Dataset items
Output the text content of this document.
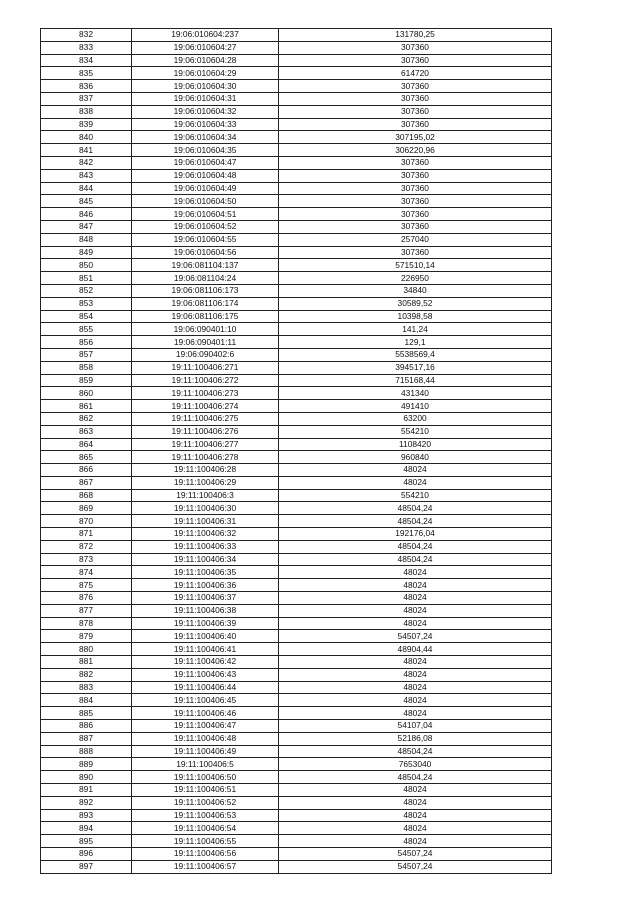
832	19:06:010604:237	131780,25
833	19:06:010604:27	307360
834	19:06:010604:28	307360
835	19:06:010604:29	614720
836	19:06:010604:30	307360
837	19:06:010604:31	307360
838	19:06:010604:32	307360
839	19:06:010604:33	307360
840	19:06:010604:34	307195,02
841	19:06:010604:35	306220,96
842	19:06:010604:47	307360
843	19:06:010604:48	307360
844	19:06:010604:49	307360
845	19:06:010604:50	307360
846	19:06:010604:51	307360
847	19:06:010604:52	307360
848	19:06:010604:55	257040
849	19:06:010604:56	307360
850	19:06:081104:137	571510,14
851	19:06:081104:24	226950
852	19:06:081106:173	34840
853	19:06:081106:174	30589,52
854	19:06:081106:175	10398,58
855	19:06:090401:10	141,24
856	19:06:090401:11	129,1
857	19:06:090402:6	5538569,4
858	19:11:100406:271	394517,16
859	19:11:100406:272	715168,44
860	19:11:100406:273	431340
861	19:11:100406:274	491410
862	19:11:100406:275	63200
863	19:11:100406:276	554210
864	19:11:100406:277	1108420
865	19:11:100406:278	960840
866	19:11:100406:28	48024
867	19:11:100406:29	48024
868	19:11:100406:3	554210
869	19:11:100406:30	48504,24
870	19:11:100406:31	48504,24
871	19:11:100406:32	192176,04
872	19:11:100406:33	48504,24
873	19:11:100406:34	48504,24
874	19:11:100406:35	48024
875	19:11:100406:36	48024
876	19:11:100406:37	48024
877	19:11:100406:38	48024
878	19:11:100406:39	48024
879	19:11:100406:40	54507,24
880	19:11:100406:41	48904,44
881	19:11:100406:42	48024
882	19:11:100406:43	48024
883	19:11:100406:44	48024
884	19:11:100406:45	48024
885	19:11:100406:46	48024
886	19:11:100406:47	54107,04
887	19:11:100406:48	52186,08
888	19:11:100406:49	48504,24
889	19:11:100406:5	7653040
890	19:11:100406:50	48504,24
891	19:11:100406:51	48024
892	19:11:100406:52	48024
893	19:11:100406:53	48024
894	19:11:100406:54	48024
895	19:11:100406:55	48024
896	19:11:100406:56	54507,24
897	19:11:100406:57	54507,24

> EXERCISE BRIEF
Write out the full listing verbatim, excluding its pictures.

> WRITTEN REPLY
Output the text content of this document.
832	19:06:010604:237	131780,25
833	19:06:010604:27	307360
834	19:06:010604:28	307360
835	19:06:010604:29	614720
836	19:06:010604:30	307360
837	19:06:010604:31	307360
838	19:06:010604:32	307360
839	19:06:010604:33	307360
840	19:06:010604:34	307195,02
841	19:06:010604:35	306220,96
842	19:06:010604:47	307360
843	19:06:010604:48	307360
844	19:06:010604:49	307360
845	19:06:010604:50	307360
846	19:06:010604:51	307360
847	19:06:010604:52	307360
848	19:06:010604:55	257040
849	19:06:010604:56	307360
850	19:06:081104:137	571510,14
851	19:06:081104:24	226950
852	19:06:081106:173	34840
853	19:06:081106:174	30589,52
854	19:06:081106:175	10398,58
855	19:06:090401:10	141,24
856	19:06:090401:11	129,1
857	19:06:090402:6	5538569,4
858	19:11:100406:271	394517,16
859	19:11:100406:272	715168,44
860	19:11:100406:273	431340
861	19:11:100406:274	491410
862	19:11:100406:275	63200
863	19:11:100406:276	554210
864	19:11:100406:277	1108420
865	19:11:100406:278	960840
866	19:11:100406:28	48024
867	19:11:100406:29	48024
868	19:11:100406:3	554210
869	19:11:100406:30	48504,24
870	19:11:100406:31	48504,24
871	19:11:100406:32	192176,04
872	19:11:100406:33	48504,24
873	19:11:100406:34	48504,24
874	19:11:100406:35	48024
875	19:11:100406:36	48024
876	19:11:100406:37	48024
877	19:11:100406:38	48024
878	19:11:100406:39	48024
879	19:11:100406:40	54507,24
880	19:11:100406:41	48904,44
881	19:11:100406:42	48024
882	19:11:100406:43	48024
883	19:11:100406:44	48024
884	19:11:100406:45	48024
885	19:11:100406:46	48024
886	19:11:100406:47	54107,04
887	19:11:100406:48	52186,08
888	19:11:100406:49	48504,24
889	19:11:100406:5	7653040
890	19:11:100406:50	48504,24
891	19:11:100406:51	48024
892	19:11:100406:52	48024
893	19:11:100406:53	48024
894	19:11:100406:54	48024
895	19:11:100406:55	48024
896	19:11:100406:56	54507,24
897	19:11:100406:57	54507,24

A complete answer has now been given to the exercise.